Exercise instructions:
Gather all lines in the entries below that include the word "this".

Data listing:
• • • • • • •
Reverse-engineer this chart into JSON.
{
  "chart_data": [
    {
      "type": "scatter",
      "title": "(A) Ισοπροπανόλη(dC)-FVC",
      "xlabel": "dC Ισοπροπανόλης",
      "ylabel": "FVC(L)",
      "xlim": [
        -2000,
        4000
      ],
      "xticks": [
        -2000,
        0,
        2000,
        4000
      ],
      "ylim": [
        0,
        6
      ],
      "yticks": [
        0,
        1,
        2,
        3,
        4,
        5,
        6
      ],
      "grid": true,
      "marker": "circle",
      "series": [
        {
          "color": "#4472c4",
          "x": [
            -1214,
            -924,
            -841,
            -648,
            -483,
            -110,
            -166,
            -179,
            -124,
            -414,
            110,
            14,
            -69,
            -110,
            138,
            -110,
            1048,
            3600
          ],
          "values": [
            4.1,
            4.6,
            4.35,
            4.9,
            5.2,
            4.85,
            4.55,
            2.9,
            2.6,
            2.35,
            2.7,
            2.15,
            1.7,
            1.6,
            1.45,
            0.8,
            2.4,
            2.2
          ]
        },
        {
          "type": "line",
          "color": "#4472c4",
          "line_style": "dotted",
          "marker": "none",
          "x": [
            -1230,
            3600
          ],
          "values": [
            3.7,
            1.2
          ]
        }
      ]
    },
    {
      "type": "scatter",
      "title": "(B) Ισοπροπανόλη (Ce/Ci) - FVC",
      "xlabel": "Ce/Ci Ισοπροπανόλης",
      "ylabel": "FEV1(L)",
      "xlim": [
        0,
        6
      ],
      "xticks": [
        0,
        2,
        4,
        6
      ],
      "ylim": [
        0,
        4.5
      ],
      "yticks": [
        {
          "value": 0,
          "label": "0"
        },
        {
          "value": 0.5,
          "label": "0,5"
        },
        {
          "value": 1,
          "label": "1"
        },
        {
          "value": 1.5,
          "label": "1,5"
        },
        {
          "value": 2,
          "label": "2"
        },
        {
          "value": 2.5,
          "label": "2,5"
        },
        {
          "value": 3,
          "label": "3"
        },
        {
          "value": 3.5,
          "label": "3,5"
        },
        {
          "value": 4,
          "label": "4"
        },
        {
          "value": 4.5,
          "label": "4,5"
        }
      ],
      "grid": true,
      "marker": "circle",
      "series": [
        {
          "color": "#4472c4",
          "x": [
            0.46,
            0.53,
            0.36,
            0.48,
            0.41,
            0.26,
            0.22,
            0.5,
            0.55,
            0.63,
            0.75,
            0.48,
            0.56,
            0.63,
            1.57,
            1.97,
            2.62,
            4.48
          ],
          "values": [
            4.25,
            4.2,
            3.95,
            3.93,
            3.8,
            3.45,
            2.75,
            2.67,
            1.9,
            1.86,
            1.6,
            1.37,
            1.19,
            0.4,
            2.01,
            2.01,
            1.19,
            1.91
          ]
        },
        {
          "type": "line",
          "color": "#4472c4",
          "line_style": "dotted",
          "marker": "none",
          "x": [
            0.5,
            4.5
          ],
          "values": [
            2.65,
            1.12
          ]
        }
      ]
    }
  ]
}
• • • • • • •
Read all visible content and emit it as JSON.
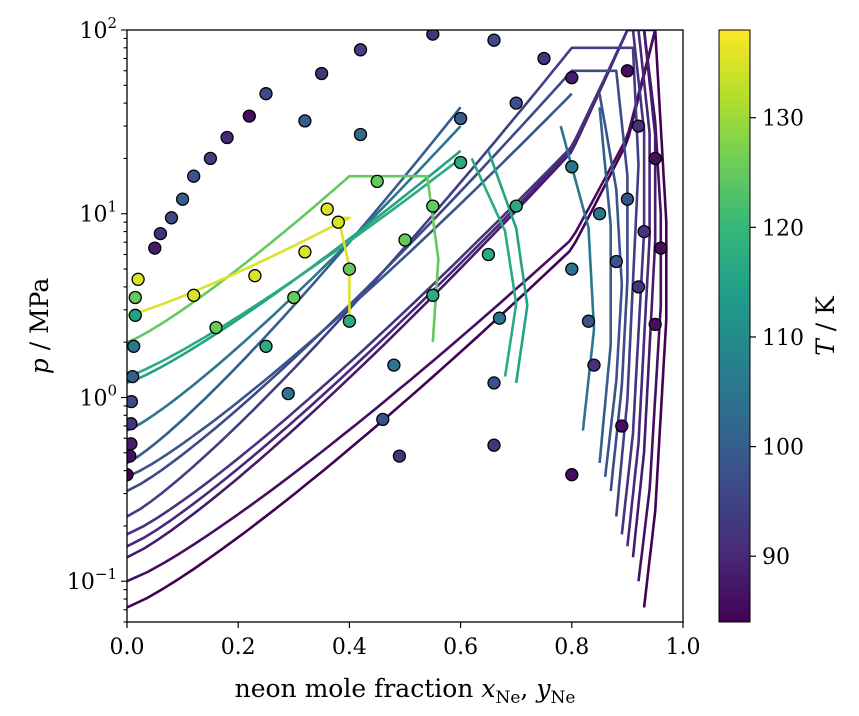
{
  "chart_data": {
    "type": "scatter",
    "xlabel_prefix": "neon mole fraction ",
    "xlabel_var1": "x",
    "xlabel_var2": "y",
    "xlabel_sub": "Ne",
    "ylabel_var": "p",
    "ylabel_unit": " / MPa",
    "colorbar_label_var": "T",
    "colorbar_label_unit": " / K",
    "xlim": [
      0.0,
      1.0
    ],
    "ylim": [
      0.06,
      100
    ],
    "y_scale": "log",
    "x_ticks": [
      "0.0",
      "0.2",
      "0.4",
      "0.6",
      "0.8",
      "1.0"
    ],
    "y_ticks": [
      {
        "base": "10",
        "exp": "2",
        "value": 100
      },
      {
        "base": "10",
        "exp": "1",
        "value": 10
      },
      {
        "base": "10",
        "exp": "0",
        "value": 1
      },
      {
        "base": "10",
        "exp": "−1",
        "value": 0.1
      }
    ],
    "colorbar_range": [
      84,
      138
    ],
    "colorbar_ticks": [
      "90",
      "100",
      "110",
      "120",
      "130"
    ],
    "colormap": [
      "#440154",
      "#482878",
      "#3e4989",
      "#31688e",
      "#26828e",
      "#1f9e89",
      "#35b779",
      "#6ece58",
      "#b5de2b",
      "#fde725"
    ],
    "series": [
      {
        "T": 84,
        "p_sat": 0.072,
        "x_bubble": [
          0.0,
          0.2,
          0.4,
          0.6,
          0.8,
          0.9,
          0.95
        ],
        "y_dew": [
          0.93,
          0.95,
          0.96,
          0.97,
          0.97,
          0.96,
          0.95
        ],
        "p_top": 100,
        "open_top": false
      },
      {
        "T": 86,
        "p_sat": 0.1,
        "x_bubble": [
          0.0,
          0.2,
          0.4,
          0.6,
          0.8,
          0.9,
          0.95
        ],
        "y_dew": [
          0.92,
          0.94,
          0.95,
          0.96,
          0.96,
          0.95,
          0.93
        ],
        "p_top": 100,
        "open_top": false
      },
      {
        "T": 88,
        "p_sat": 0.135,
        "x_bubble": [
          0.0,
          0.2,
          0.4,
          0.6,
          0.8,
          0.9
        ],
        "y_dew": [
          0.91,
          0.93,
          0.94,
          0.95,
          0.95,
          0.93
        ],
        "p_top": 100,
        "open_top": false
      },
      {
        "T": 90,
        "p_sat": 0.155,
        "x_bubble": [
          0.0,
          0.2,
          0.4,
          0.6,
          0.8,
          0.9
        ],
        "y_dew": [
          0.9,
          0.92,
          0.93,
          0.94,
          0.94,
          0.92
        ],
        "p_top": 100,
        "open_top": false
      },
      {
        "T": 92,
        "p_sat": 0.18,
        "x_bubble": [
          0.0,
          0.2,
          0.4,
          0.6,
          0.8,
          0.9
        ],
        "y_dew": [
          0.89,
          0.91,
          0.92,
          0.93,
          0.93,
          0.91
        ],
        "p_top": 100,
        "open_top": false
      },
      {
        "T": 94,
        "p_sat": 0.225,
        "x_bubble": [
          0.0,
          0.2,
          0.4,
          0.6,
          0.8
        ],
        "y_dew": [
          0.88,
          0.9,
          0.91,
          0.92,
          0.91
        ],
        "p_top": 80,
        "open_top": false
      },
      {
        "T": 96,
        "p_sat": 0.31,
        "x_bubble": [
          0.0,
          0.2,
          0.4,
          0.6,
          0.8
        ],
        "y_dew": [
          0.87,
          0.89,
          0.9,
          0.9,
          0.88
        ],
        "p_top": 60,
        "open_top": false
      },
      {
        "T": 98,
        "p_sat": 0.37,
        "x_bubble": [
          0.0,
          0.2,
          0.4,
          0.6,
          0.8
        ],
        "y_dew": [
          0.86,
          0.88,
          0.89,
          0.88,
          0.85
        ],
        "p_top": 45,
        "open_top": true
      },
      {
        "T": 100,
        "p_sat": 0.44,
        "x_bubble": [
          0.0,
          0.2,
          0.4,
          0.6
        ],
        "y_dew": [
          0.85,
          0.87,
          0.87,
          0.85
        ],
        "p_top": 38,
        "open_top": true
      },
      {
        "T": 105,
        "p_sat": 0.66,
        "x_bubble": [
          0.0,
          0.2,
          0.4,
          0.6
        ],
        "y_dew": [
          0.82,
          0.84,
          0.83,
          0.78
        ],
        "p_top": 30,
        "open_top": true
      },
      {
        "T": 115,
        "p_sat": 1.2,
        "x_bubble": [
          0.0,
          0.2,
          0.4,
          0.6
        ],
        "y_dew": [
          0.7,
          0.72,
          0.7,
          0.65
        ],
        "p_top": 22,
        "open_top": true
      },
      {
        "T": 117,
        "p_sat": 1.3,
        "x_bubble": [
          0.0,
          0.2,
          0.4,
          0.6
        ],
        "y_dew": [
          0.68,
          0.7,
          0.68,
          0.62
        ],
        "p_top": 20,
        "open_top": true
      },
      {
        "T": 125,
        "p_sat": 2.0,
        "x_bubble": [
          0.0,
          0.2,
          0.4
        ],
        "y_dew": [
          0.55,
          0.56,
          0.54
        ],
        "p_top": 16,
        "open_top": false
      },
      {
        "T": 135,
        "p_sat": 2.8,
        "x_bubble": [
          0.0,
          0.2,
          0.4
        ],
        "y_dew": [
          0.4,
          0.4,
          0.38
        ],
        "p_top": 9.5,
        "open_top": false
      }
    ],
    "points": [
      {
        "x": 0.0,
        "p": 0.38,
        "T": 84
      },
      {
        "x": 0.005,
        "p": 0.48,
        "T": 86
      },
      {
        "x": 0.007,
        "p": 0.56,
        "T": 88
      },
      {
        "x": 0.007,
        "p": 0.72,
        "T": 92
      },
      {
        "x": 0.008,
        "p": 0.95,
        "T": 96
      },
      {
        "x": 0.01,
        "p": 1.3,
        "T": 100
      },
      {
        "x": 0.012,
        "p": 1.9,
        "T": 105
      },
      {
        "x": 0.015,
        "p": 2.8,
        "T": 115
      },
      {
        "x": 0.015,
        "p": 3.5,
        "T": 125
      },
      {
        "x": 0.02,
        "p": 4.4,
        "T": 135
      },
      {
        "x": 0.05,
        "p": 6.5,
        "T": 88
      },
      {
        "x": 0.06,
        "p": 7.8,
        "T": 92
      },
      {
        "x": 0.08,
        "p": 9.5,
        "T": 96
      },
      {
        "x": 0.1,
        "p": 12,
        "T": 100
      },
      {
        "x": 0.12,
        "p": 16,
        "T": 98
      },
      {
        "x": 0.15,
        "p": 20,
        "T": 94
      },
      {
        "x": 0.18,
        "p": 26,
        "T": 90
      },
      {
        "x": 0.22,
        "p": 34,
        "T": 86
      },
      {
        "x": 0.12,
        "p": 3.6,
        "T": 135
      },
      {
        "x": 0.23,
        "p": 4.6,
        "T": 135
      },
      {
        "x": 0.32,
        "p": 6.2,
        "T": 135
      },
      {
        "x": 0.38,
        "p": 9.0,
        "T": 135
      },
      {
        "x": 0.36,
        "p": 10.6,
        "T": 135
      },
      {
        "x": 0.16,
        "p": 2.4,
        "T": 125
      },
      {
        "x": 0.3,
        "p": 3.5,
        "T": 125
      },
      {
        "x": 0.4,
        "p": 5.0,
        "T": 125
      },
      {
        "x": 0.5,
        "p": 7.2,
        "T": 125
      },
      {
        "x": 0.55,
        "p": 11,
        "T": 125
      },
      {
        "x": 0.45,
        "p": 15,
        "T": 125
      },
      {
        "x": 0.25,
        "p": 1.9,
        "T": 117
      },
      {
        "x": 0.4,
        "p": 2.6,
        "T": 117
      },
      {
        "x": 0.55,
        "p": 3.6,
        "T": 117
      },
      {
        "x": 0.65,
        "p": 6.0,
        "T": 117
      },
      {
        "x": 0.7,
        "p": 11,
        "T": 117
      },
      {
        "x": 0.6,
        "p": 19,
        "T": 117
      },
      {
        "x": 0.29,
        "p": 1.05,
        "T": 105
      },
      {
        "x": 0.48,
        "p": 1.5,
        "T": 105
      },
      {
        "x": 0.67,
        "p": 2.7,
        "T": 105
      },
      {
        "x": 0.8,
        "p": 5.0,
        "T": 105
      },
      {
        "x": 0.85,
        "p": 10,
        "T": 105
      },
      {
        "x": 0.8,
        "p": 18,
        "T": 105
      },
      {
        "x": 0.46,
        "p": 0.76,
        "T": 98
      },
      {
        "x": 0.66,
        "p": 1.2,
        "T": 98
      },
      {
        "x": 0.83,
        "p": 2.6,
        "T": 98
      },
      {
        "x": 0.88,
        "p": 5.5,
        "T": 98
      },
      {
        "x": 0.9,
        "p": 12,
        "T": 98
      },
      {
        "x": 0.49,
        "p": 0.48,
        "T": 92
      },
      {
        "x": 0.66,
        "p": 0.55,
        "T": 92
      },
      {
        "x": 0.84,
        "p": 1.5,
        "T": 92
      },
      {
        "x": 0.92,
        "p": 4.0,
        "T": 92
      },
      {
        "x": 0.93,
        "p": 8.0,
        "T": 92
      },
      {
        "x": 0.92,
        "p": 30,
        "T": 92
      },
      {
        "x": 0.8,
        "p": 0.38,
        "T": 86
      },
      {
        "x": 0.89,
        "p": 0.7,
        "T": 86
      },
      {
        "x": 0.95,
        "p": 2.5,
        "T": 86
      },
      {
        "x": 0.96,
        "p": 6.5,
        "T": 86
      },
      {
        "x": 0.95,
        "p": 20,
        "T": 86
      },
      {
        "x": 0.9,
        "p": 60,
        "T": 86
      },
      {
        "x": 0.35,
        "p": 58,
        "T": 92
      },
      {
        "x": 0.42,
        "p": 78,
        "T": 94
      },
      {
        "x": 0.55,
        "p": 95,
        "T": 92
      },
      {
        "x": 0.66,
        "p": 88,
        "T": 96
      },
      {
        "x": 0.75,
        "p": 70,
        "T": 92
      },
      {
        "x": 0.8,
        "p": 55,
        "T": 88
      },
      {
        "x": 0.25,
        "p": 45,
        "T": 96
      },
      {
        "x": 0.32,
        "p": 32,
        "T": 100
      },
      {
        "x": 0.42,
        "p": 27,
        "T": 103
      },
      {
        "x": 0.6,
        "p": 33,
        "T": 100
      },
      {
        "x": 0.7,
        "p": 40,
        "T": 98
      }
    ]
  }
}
• • • • • • •
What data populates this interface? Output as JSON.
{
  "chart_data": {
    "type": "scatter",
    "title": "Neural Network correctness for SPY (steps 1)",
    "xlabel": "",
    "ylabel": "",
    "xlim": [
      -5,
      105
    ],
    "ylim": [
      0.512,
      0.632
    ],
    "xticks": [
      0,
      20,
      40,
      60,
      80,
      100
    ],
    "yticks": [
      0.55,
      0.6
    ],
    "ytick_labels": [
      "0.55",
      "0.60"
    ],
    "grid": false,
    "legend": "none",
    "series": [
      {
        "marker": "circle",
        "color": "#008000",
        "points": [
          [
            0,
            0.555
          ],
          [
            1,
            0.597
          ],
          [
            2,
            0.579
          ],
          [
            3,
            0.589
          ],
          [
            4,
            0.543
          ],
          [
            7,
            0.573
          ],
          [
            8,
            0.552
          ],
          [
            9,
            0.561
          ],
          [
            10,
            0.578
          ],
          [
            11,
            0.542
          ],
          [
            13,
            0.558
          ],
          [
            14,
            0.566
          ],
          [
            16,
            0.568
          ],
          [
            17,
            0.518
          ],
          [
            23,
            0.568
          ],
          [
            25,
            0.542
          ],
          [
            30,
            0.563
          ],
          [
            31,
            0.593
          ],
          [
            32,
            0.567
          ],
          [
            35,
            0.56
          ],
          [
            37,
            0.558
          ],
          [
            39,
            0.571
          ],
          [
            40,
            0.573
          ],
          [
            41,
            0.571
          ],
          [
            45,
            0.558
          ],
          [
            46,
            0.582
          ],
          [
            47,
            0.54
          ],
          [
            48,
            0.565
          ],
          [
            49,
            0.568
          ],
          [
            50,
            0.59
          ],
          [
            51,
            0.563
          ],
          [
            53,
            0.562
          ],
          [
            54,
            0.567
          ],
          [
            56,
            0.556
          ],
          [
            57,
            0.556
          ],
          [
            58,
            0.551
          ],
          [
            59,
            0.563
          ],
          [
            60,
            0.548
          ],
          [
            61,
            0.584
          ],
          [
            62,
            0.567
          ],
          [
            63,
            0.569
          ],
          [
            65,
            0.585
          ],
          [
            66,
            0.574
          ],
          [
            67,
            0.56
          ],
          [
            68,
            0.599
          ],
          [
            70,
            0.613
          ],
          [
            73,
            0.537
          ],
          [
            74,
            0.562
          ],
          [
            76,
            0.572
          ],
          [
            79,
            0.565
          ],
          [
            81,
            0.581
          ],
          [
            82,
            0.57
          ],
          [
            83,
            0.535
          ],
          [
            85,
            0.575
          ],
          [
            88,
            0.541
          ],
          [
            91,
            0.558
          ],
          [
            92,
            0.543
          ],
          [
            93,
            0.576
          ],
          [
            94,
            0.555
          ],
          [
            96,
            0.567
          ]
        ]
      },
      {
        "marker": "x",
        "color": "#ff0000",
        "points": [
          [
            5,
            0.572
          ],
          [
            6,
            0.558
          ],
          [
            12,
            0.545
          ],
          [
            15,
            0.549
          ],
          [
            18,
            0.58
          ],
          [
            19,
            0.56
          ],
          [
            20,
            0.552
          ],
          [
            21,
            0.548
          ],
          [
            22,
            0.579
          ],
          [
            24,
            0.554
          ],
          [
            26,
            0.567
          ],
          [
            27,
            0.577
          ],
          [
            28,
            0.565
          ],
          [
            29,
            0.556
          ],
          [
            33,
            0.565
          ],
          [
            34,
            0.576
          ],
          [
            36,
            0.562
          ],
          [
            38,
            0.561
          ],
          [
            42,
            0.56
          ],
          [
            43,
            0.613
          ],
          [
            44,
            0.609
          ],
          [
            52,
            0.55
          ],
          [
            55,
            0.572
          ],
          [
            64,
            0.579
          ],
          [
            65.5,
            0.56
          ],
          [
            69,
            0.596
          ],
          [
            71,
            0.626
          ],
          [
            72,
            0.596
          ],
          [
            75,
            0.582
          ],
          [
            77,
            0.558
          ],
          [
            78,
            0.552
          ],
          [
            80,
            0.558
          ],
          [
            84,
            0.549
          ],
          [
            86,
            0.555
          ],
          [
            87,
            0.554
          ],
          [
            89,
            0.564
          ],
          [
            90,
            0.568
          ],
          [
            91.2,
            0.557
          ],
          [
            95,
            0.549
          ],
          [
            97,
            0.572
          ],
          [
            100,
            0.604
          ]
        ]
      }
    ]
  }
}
• • • • • • •
Exercise response:
Reverse-engineer this chart into JSON.
What data populates this interface? Output as JSON.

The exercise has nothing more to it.